• [Exercise task]
Return the records, each one exactly as written.

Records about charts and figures
+ + +
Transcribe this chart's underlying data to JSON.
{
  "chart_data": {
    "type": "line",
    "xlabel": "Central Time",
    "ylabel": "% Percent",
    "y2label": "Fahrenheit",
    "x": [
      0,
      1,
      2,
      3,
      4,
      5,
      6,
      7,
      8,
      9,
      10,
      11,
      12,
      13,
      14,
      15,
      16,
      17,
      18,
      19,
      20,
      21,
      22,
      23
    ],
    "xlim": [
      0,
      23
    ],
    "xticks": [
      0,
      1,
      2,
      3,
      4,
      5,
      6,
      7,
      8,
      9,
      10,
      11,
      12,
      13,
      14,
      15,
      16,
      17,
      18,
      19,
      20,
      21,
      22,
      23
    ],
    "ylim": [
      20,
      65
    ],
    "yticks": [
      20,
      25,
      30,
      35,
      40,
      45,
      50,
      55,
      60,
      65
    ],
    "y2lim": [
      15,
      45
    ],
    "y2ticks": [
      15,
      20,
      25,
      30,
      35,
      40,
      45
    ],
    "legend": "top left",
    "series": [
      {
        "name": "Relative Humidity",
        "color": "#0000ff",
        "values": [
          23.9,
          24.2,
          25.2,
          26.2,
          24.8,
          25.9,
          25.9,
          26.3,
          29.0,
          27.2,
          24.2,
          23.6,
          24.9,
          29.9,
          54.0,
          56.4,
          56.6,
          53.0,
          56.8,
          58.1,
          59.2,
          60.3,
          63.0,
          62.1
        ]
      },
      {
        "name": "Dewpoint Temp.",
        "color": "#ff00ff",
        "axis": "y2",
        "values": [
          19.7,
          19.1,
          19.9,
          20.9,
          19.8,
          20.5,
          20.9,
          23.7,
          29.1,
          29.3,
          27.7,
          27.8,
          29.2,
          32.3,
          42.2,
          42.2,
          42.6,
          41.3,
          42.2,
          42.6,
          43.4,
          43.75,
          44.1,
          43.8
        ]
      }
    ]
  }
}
+ + +
• [Task result]
Transcribe this chart's underlying data to JSON.
{
  "chart_data": {
    "type": "line",
    "xlabel": "Central Time",
    "ylabel": "% Percent",
    "y2label": "Fahrenheit",
    "x": [
      0,
      1,
      2,
      3,
      4,
      5,
      6,
      7,
      8,
      9,
      10,
      11,
      12,
      13,
      14,
      15,
      16,
      17,
      18,
      19,
      20,
      21,
      22,
      23
    ],
    "xlim": [
      0,
      23
    ],
    "xticks": [
      0,
      1,
      2,
      3,
      4,
      5,
      6,
      7,
      8,
      9,
      10,
      11,
      12,
      13,
      14,
      15,
      16,
      17,
      18,
      19,
      20,
      21,
      22,
      23
    ],
    "ylim": [
      20,
      65
    ],
    "yticks": [
      20,
      25,
      30,
      35,
      40,
      45,
      50,
      55,
      60,
      65
    ],
    "y2lim": [
      15,
      45
    ],
    "y2ticks": [
      15,
      20,
      25,
      30,
      35,
      40,
      45
    ],
    "legend": "top left",
    "series": [
      {
        "name": "Relative Humidity",
        "color": "#0000ff",
        "values": [
          23.9,
          24.2,
          25.2,
          26.2,
          24.8,
          25.9,
          25.9,
          26.3,
          29.0,
          27.2,
          24.2,
          23.6,
          24.9,
          29.9,
          54.0,
          56.4,
          56.6,
          53.0,
          56.8,
          58.1,
          59.2,
          60.3,
          63.0,
          62.1
        ]
      },
      {
        "name": "Dewpoint Temp.",
        "color": "#ff00ff",
        "axis": "y2",
        "values": [
          19.7,
          19.1,
          19.9,
          20.9,
          19.8,
          20.5,
          20.9,
          23.7,
          29.1,
          29.3,
          27.7,
          27.8,
          29.2,
          32.3,
          42.2,
          42.2,
          42.6,
          41.3,
          42.2,
          42.6,
          43.4,
          43.75,
          44.1,
          43.8
        ]
      }
    ]
  }
}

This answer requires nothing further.